Stored items from a collection:
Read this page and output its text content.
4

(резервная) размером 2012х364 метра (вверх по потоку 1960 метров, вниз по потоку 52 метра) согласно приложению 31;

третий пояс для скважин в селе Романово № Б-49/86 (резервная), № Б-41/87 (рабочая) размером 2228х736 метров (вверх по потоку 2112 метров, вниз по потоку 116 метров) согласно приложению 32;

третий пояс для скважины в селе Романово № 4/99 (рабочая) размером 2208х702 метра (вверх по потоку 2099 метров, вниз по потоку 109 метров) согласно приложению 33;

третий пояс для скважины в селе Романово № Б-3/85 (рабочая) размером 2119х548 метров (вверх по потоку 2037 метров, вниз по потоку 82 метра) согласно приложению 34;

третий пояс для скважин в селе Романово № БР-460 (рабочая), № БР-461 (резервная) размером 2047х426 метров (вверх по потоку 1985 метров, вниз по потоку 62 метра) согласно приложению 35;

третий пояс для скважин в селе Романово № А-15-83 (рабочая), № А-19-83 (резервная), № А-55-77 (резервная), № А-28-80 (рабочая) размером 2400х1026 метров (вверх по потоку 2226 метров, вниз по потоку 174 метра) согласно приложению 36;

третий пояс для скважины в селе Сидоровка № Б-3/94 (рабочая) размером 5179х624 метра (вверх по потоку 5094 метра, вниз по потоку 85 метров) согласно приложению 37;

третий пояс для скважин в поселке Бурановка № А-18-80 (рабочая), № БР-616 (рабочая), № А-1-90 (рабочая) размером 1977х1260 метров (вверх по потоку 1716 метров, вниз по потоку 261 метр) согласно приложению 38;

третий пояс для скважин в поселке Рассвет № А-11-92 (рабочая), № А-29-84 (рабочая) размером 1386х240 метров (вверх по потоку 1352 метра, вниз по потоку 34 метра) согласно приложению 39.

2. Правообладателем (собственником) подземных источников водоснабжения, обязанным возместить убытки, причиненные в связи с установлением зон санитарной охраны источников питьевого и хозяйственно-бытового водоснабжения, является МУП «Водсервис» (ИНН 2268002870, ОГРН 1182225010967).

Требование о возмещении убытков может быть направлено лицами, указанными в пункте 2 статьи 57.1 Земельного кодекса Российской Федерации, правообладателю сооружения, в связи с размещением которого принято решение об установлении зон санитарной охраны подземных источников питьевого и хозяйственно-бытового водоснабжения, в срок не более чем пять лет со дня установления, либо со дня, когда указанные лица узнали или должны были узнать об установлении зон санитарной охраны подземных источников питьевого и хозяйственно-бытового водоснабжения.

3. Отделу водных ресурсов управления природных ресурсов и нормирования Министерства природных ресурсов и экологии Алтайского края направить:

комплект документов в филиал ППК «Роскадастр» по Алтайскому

**OBJECTIVE:**
Exactly as they are written, print the entries again.

**ANSWER IN FULL:**
Read this page and output its text content.
4

(резервная) размером 2012х364 метра (вверх по потоку 1960 метров, вниз по потоку 52 метра) согласно приложению 31;

третий пояс для скважин в селе Романово № Б-49/86 (резервная), № Б-41/87 (рабочая) размером 2228х736 метров (вверх по потоку 2112 метров, вниз по потоку 116 метров) согласно приложению 32;

третий пояс для скважины в селе Романово № 4/99 (рабочая) размером 2208х702 метра (вверх по потоку 2099 метров, вниз по потоку 109 метров) согласно приложению 33;

третий пояс для скважины в селе Романово № Б-3/85 (рабочая) размером 2119х548 метров (вверх по потоку 2037 метров, вниз по потоку 82 метра) согласно приложению 34;

третий пояс для скважин в селе Романово № БР-460 (рабочая), № БР-461 (резервная) размером 2047х426 метров (вверх по потоку 1985 метров, вниз по потоку 62 метра) согласно приложению 35;

третий пояс для скважин в селе Романово № А-15-83 (рабочая), № А-19-83 (резервная), № А-55-77 (резервная), № А-28-80 (рабочая) размером 2400х1026 метров (вверх по потоку 2226 метров, вниз по потоку 174 метра) согласно приложению 36;

третий пояс для скважины в селе Сидоровка № Б-3/94 (рабочая) размером 5179х624 метра (вверх по потоку 5094 метра, вниз по потоку 85 метров) согласно приложению 37;

третий пояс для скважин в поселке Бурановка № А-18-80 (рабочая), № БР-616 (рабочая), № А-1-90 (рабочая) размером 1977х1260 метров (вверх по потоку 1716 метров, вниз по потоку 261 метр) согласно приложению 38;

третий пояс для скважин в поселке Рассвет № А-11-92 (рабочая), № А-29-84 (рабочая) размером 1386х240 метров (вверх по потоку 1352 метра, вниз по потоку 34 метра) согласно приложению 39.

2. Правообладателем (собственником) подземных источников водоснабжения, обязанным возместить убытки, причиненные в связи с установлением зон санитарной охраны источников питьевого и хозяйственно-бытового водоснабжения, является МУП «Водсервис» (ИНН 2268002870, ОГРН 1182225010967).

Требование о возмещении убытков может быть направлено лицами, указанными в пункте 2 статьи 57.1 Земельного кодекса Российской Федерации, правообладателю сооружения, в связи с размещением которого принято решение об установлении зон санитарной охраны подземных источников питьевого и хозяйственно-бытового водоснабжения, в срок не более чем пять лет со дня установления, либо со дня, когда указанные лица узнали или должны были узнать об установлении зон санитарной охраны подземных источников питьевого и хозяйственно-бытового водоснабжения.

3. Отделу водных ресурсов управления природных ресурсов и нормирования Министерства природных ресурсов и экологии Алтайского края направить:

комплект документов в филиал ППК «Роскадастр» по Алтайскому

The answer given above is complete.